» Written exercise
Reproduce each line bearing the word "Page".
## Begin Data rows
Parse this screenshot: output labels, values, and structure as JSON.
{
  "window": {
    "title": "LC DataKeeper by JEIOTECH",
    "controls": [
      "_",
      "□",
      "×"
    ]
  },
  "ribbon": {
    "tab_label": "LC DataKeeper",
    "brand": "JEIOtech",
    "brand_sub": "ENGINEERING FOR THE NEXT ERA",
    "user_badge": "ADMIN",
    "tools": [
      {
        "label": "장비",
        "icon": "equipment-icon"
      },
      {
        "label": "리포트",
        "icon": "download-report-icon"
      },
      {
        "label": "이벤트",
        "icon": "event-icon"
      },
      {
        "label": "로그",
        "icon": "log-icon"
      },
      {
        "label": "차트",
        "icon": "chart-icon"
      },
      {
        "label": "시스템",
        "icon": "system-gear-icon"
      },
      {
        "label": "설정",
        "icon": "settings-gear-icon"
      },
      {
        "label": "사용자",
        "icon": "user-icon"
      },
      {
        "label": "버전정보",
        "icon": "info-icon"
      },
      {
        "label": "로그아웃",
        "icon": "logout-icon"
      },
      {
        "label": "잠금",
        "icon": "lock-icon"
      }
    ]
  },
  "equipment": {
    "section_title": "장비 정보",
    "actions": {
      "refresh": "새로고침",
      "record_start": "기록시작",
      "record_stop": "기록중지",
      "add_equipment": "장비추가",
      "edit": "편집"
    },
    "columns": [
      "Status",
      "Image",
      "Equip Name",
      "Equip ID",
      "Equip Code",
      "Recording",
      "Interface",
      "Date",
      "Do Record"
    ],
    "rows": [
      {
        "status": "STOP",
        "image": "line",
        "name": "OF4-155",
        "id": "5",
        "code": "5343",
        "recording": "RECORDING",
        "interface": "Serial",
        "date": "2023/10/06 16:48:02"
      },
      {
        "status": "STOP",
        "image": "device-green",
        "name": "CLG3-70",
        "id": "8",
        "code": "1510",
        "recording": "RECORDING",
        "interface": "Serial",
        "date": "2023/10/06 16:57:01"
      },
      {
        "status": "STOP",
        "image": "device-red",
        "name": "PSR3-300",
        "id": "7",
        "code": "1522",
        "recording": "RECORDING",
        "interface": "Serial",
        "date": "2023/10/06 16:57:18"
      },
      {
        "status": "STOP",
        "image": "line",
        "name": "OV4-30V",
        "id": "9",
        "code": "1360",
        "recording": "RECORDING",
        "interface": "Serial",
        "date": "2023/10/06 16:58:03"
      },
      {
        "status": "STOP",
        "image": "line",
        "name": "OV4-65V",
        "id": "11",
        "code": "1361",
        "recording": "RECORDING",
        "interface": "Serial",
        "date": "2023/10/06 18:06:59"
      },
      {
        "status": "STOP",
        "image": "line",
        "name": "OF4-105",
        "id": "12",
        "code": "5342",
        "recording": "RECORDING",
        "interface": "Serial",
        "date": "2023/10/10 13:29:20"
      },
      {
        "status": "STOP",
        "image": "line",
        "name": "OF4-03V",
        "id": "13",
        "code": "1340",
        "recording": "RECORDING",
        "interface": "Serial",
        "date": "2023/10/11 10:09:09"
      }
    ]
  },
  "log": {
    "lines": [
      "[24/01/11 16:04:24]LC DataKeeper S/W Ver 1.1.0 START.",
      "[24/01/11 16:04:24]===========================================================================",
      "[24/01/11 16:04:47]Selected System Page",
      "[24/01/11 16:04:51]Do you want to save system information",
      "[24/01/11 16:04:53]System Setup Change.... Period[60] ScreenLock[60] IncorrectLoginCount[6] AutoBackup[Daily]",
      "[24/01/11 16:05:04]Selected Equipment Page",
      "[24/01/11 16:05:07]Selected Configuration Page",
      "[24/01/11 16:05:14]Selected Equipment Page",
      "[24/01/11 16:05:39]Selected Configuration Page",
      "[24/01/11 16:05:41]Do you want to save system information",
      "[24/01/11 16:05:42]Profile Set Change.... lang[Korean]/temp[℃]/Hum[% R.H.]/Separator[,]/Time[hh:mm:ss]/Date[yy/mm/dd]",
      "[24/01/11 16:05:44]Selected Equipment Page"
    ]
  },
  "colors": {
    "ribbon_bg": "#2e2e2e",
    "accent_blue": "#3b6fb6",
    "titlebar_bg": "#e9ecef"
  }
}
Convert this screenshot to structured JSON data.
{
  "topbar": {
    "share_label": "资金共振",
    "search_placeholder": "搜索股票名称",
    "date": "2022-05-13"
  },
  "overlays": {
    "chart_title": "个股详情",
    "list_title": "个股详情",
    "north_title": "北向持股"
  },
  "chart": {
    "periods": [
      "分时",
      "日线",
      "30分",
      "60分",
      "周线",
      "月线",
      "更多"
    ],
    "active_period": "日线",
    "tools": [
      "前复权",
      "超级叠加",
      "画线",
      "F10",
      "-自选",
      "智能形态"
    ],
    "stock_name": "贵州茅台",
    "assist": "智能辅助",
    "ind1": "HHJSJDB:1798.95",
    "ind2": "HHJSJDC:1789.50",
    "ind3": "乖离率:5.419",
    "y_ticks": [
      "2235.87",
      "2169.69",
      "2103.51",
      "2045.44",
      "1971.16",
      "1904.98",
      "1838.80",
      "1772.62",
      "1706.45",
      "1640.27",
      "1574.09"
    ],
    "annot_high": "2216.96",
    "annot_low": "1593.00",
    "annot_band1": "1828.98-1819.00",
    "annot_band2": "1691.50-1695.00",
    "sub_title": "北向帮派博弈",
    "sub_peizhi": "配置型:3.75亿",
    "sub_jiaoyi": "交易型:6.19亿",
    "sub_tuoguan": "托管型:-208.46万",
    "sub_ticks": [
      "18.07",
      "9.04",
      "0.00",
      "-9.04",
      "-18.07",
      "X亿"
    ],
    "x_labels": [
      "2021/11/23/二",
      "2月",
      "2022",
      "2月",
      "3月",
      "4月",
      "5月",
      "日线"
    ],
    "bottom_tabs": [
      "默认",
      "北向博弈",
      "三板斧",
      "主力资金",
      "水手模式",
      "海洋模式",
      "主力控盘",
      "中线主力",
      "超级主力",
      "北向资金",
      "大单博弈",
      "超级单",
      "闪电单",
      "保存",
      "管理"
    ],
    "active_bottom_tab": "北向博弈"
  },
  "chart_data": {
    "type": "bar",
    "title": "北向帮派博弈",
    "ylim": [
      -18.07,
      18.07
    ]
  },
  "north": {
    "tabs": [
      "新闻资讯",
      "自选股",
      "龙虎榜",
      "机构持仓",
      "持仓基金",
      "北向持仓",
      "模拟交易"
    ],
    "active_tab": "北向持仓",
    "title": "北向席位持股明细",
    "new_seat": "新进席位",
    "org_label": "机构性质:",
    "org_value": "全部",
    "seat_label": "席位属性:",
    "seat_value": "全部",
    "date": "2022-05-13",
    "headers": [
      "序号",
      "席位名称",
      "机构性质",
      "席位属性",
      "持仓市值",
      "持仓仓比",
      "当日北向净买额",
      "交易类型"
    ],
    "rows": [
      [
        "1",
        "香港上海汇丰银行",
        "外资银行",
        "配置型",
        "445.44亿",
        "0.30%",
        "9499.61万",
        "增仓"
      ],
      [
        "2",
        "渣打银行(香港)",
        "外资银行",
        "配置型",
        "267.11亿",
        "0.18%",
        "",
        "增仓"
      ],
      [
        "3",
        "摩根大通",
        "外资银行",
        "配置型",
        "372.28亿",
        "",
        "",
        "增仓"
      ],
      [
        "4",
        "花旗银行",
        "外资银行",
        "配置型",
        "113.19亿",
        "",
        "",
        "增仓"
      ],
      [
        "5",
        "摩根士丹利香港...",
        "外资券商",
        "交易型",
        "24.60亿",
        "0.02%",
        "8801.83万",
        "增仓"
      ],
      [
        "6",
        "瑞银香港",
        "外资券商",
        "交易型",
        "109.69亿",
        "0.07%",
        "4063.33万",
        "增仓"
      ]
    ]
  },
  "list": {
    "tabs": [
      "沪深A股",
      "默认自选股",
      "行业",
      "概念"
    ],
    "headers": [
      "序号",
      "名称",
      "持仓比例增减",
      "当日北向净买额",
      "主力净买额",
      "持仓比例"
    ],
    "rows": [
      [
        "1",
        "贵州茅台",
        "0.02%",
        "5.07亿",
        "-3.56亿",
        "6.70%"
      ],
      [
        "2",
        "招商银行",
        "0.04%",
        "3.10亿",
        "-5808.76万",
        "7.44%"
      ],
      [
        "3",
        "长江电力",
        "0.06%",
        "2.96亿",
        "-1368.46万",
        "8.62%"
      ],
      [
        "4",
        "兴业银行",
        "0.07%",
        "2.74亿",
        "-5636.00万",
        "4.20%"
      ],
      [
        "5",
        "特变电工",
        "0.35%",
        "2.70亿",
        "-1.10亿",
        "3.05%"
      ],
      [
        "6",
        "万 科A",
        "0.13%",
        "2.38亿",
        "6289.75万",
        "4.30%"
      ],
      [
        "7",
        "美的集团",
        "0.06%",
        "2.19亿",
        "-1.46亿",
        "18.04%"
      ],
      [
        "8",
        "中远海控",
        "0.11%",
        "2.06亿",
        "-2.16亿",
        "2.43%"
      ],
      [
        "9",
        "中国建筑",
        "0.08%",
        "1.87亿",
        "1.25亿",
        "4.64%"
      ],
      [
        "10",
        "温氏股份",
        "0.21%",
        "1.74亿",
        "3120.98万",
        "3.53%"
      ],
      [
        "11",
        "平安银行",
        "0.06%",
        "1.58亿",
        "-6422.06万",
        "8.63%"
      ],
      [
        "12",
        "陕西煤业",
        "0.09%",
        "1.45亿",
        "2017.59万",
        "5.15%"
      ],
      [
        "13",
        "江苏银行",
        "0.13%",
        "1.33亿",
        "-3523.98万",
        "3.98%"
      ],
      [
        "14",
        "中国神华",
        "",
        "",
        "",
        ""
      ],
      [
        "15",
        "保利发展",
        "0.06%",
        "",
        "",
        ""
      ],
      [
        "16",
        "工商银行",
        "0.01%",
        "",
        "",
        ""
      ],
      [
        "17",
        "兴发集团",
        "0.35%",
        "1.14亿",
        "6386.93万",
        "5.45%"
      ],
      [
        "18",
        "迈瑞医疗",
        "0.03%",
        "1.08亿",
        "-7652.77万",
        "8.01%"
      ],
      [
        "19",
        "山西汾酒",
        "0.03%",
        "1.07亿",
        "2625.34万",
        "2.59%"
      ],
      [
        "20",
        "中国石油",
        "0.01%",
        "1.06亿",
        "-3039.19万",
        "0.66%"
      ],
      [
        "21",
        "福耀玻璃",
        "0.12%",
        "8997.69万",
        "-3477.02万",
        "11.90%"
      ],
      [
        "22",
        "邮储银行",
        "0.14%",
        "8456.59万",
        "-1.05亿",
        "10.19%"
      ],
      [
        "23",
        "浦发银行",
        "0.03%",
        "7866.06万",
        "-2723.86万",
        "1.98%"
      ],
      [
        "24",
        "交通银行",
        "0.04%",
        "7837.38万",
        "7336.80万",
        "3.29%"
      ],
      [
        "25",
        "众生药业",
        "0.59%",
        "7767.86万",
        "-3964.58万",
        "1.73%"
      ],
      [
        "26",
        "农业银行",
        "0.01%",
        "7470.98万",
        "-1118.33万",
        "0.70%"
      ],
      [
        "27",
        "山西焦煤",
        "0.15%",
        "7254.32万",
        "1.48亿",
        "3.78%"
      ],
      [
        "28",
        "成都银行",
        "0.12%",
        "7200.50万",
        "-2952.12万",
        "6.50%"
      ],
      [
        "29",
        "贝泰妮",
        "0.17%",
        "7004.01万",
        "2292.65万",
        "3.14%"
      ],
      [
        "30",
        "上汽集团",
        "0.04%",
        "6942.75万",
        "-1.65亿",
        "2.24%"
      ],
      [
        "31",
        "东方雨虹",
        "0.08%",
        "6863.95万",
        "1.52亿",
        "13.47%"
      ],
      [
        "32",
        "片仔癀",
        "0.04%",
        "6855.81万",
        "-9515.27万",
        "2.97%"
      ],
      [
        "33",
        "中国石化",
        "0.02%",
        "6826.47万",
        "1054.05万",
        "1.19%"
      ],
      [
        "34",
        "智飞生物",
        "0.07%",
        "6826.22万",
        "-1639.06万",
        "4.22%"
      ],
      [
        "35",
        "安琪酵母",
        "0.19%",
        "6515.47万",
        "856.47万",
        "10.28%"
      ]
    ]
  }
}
## End Data rows
» Problem solution
      "[24/01/11 16:04:47]Selected System Page",
      "[24/01/11 16:05:04]Selected Equipment Page",
      "[24/01/11 16:05:07]Selected Configuration Page",
      "[24/01/11 16:05:14]Selected Equipment Page",
      "[24/01/11 16:05:39]Selected Configuration Page",
      "[24/01/11 16:05:44]Selected Equipment Page"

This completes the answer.